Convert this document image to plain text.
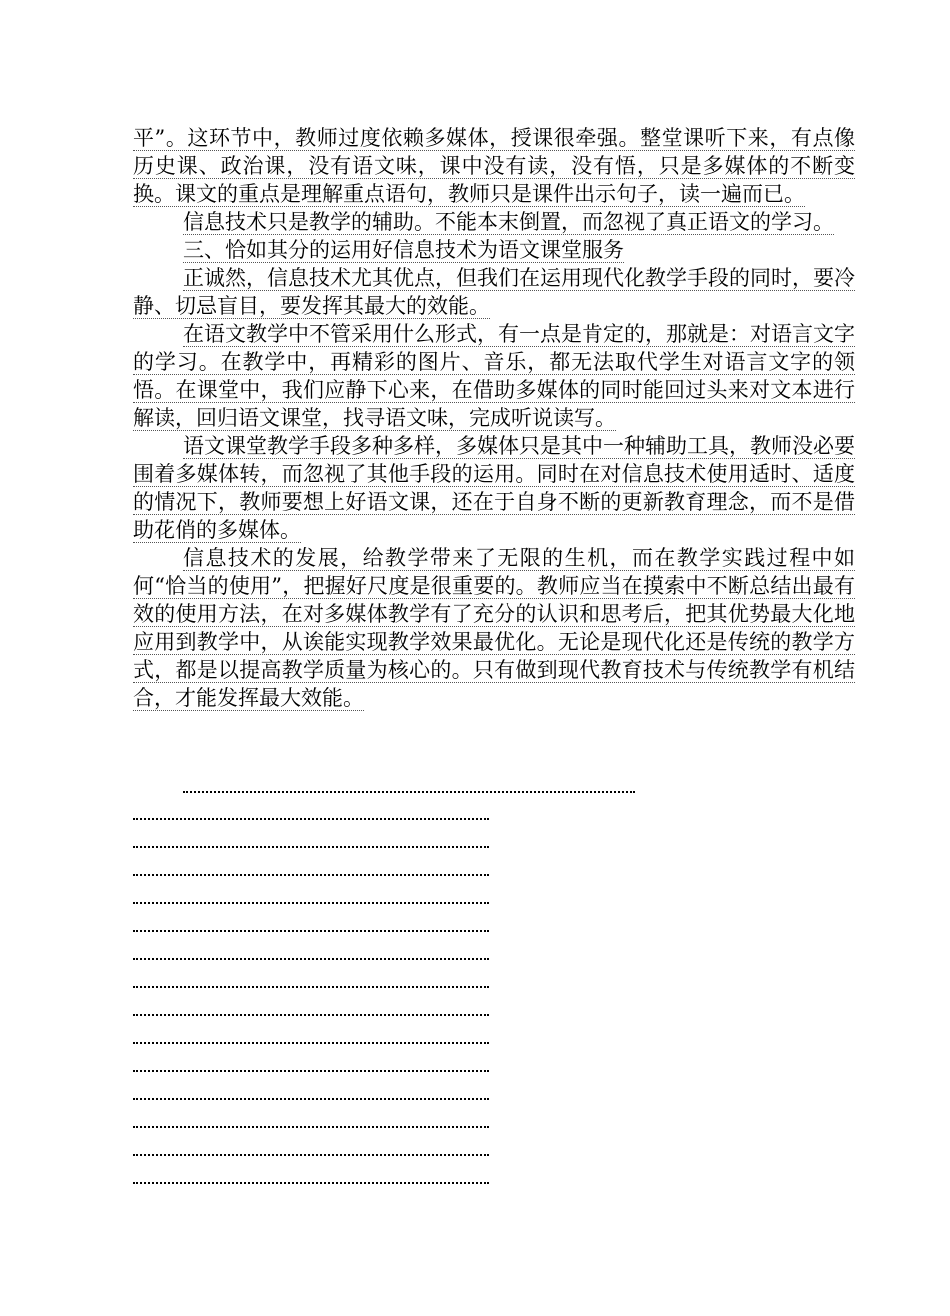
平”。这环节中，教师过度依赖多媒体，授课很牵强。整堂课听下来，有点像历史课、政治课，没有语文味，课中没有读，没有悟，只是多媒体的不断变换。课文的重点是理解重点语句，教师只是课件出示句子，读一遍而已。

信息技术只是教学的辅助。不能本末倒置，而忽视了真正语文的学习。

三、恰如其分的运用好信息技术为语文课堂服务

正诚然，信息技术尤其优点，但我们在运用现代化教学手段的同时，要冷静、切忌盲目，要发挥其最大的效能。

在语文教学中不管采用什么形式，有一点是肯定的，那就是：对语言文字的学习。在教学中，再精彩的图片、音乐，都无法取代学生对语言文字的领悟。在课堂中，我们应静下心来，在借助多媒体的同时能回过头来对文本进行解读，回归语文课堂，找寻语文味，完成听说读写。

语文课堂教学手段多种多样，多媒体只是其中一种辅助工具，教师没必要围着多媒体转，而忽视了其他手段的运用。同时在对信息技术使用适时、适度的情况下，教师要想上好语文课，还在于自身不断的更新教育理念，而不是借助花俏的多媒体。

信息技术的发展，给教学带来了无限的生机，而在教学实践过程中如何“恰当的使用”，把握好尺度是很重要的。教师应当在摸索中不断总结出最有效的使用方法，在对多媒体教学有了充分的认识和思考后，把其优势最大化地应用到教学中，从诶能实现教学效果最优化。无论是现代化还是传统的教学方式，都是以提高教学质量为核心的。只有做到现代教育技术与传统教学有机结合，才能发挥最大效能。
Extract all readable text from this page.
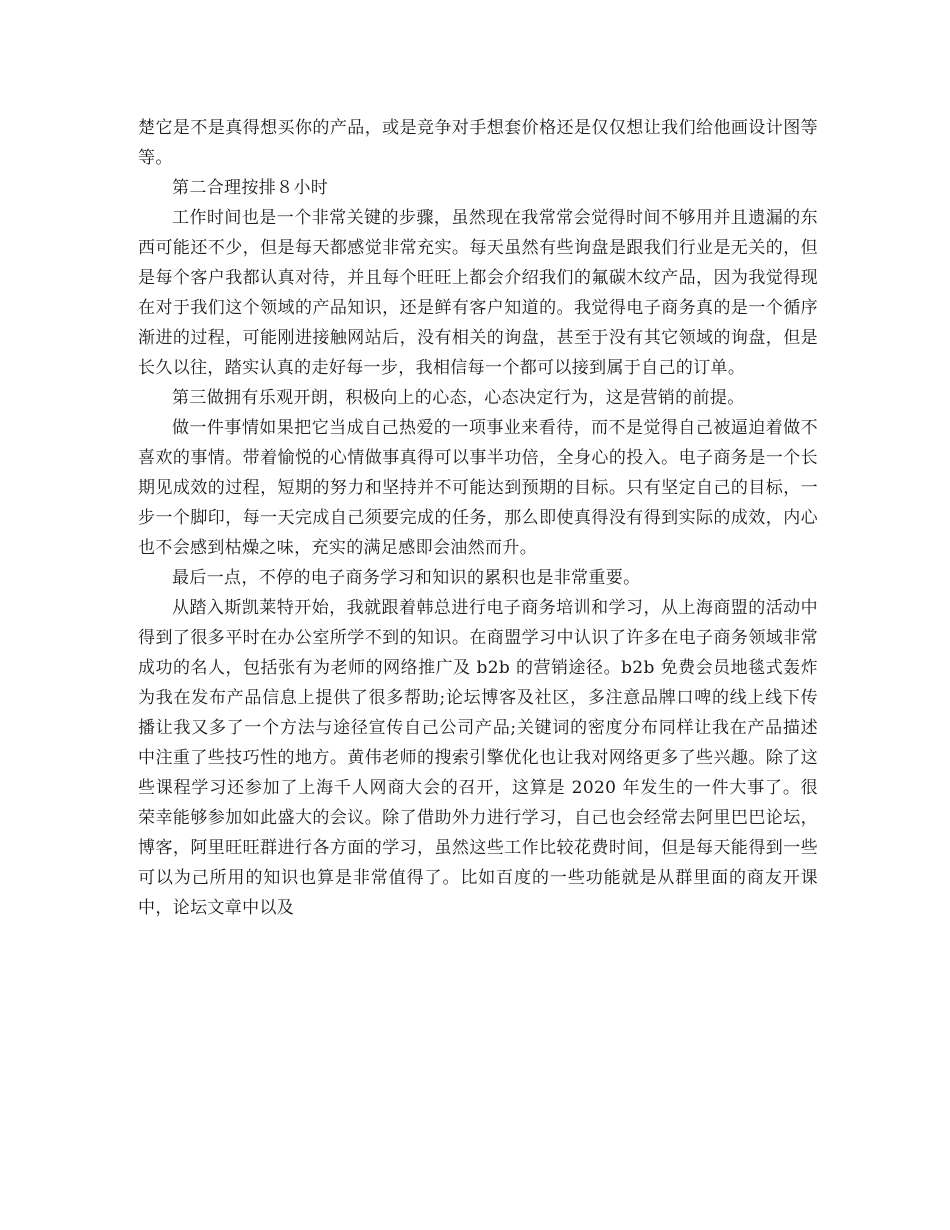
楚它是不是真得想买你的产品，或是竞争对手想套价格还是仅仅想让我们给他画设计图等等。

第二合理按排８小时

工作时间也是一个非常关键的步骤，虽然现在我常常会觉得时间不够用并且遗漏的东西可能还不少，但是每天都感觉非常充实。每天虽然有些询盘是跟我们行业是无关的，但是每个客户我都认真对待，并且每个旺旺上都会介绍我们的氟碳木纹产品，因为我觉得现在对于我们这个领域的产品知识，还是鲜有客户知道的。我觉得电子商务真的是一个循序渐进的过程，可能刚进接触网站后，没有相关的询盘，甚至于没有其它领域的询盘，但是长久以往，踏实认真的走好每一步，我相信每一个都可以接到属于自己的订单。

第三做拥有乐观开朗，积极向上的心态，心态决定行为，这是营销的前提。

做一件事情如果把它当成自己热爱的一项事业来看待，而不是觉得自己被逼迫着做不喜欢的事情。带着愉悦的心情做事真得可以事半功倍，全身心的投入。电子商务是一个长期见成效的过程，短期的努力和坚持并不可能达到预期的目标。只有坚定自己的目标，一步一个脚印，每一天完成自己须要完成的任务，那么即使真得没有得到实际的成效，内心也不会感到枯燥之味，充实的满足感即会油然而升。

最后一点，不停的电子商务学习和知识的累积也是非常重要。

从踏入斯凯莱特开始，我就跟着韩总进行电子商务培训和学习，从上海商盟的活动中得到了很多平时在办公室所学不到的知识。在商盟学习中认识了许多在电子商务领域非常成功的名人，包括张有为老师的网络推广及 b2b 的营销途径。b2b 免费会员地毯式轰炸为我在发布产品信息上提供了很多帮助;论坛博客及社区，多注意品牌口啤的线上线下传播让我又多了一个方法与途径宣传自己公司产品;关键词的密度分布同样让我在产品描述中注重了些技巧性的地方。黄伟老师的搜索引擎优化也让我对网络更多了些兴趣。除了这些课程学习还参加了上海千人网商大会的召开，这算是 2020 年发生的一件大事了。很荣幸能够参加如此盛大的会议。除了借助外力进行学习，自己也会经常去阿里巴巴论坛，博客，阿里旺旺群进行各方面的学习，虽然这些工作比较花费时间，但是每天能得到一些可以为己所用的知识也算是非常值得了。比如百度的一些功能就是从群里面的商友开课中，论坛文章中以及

..............................

Copy exactly, please, the lines that run from the line holding "Extract all readable text from this page." through the closing line of the material above, omitting every picture.

• Exercise solution:
Extract all readable text from this page.
楚它是不是真得想买你的产品，或是竞争对手想套价格还是仅仅想让我们给他画设计图等等。

第二合理按排８小时

工作时间也是一个非常关键的步骤，虽然现在我常常会觉得时间不够用并且遗漏的东西可能还不少，但是每天都感觉非常充实。每天虽然有些询盘是跟我们行业是无关的，但是每个客户我都认真对待，并且每个旺旺上都会介绍我们的氟碳木纹产品，因为我觉得现在对于我们这个领域的产品知识，还是鲜有客户知道的。我觉得电子商务真的是一个循序渐进的过程，可能刚进接触网站后，没有相关的询盘，甚至于没有其它领域的询盘，但是长久以往，踏实认真的走好每一步，我相信每一个都可以接到属于自己的订单。

第三做拥有乐观开朗，积极向上的心态，心态决定行为，这是营销的前提。

做一件事情如果把它当成自己热爱的一项事业来看待，而不是觉得自己被逼迫着做不喜欢的事情。带着愉悦的心情做事真得可以事半功倍，全身心的投入。电子商务是一个长期见成效的过程，短期的努力和坚持并不可能达到预期的目标。只有坚定自己的目标，一步一个脚印，每一天完成自己须要完成的任务，那么即使真得没有得到实际的成效，内心也不会感到枯燥之味，充实的满足感即会油然而升。

最后一点，不停的电子商务学习和知识的累积也是非常重要。

从踏入斯凯莱特开始，我就跟着韩总进行电子商务培训和学习，从上海商盟的活动中得到了很多平时在办公室所学不到的知识。在商盟学习中认识了许多在电子商务领域非常成功的名人，包括张有为老师的网络推广及 b2b 的营销途径。b2b 免费会员地毯式轰炸为我在发布产品信息上提供了很多帮助;论坛博客及社区，多注意品牌口啤的线上线下传播让我又多了一个方法与途径宣传自己公司产品;关键词的密度分布同样让我在产品描述中注重了些技巧性的地方。黄伟老师的搜索引擎优化也让我对网络更多了些兴趣。除了这些课程学习还参加了上海千人网商大会的召开，这算是 2020 年发生的一件大事了。很荣幸能够参加如此盛大的会议。除了借助外力进行学习，自己也会经常去阿里巴巴论坛，博客，阿里旺旺群进行各方面的学习，虽然这些工作比较花费时间，但是每天能得到一些可以为己所用的知识也算是非常值得了。比如百度的一些功能就是从群里面的商友开课中，论坛文章中以及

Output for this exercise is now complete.